[Start of Dataset rows]

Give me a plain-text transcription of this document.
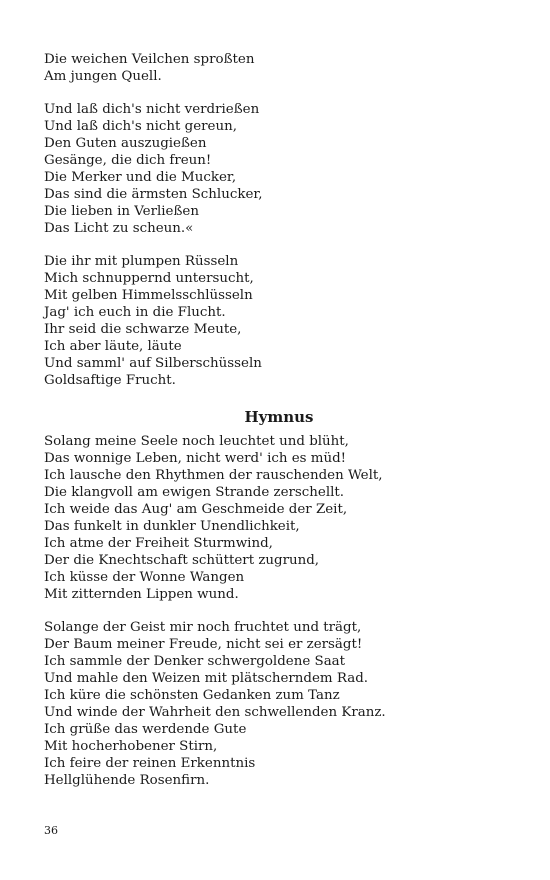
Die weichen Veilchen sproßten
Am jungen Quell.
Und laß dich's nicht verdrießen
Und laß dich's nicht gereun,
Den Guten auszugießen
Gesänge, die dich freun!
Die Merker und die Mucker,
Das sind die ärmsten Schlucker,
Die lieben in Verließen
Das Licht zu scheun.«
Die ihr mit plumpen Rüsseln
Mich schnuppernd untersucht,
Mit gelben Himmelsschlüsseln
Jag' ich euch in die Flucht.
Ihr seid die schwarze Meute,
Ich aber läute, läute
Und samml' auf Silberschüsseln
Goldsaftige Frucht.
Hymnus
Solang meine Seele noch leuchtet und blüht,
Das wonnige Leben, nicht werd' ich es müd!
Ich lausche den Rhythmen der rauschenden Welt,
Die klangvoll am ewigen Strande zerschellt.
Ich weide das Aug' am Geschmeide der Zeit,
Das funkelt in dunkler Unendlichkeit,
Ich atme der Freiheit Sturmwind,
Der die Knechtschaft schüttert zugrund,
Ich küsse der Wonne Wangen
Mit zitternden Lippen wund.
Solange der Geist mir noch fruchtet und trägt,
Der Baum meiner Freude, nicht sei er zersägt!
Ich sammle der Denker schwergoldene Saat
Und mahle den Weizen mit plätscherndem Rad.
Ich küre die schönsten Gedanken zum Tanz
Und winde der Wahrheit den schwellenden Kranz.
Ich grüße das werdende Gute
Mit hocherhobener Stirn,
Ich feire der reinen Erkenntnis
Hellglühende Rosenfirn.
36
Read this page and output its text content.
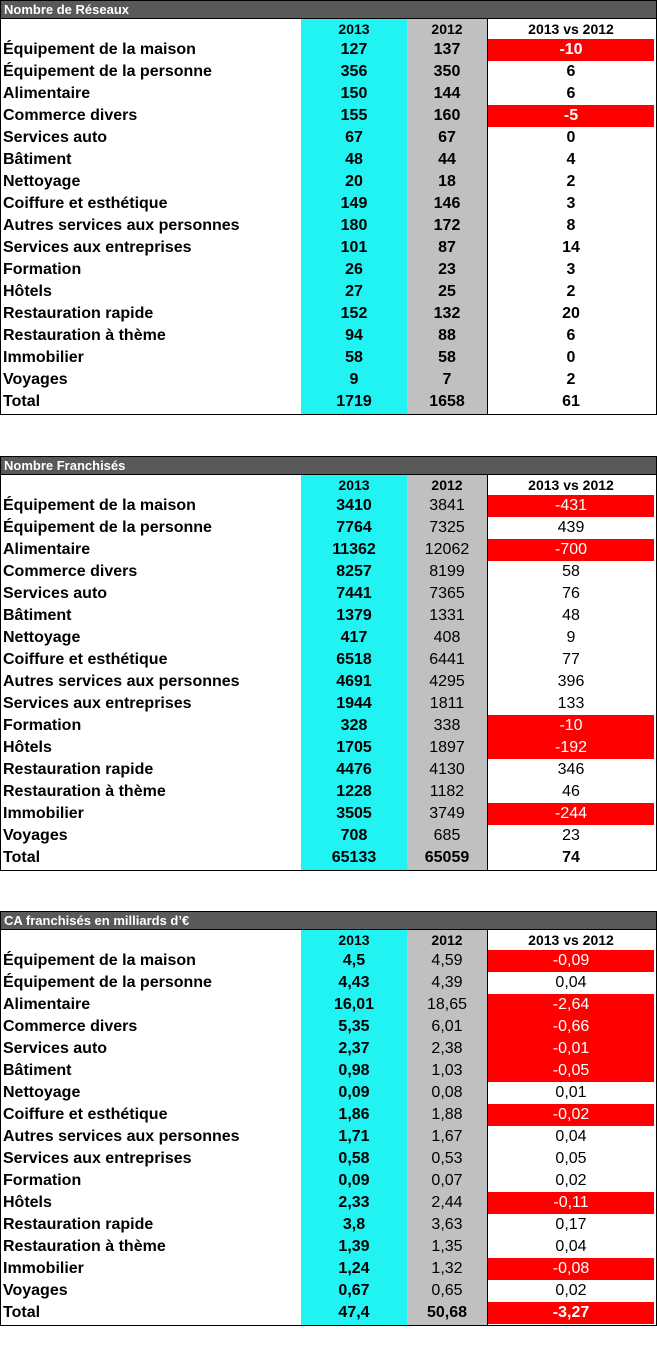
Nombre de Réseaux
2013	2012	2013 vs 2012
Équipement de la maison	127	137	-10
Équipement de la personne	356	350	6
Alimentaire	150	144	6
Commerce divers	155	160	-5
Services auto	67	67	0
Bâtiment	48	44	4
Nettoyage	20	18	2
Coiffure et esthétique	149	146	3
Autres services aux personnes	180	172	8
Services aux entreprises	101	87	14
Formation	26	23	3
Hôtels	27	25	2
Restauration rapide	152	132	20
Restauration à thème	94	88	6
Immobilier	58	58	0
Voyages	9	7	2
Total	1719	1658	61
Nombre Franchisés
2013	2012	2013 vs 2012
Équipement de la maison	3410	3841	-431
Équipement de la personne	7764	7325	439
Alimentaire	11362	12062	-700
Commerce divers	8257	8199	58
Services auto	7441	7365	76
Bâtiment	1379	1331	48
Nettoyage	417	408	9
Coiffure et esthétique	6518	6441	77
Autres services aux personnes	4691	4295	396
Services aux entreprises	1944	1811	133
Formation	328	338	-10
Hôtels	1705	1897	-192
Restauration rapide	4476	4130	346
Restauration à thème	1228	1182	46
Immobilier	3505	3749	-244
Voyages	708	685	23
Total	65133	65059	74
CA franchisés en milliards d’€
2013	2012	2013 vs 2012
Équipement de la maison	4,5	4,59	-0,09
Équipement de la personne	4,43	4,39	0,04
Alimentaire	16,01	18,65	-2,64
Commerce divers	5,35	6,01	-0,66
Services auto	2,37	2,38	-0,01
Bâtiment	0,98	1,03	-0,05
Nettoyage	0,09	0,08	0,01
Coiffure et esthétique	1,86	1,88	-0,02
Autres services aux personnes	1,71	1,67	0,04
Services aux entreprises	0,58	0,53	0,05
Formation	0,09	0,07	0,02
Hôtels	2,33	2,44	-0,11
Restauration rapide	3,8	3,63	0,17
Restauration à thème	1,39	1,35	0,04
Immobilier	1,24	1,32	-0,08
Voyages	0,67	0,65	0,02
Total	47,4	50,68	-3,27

[End of Dataset rows]

Exercise:
Every line in the data that holds "personnes" should be copied out.

Full output:
Autres services aux personnes	180	172	8
Autres services aux personnes	4691	4295	396
Autres services aux personnes	1,71	1,67	0,04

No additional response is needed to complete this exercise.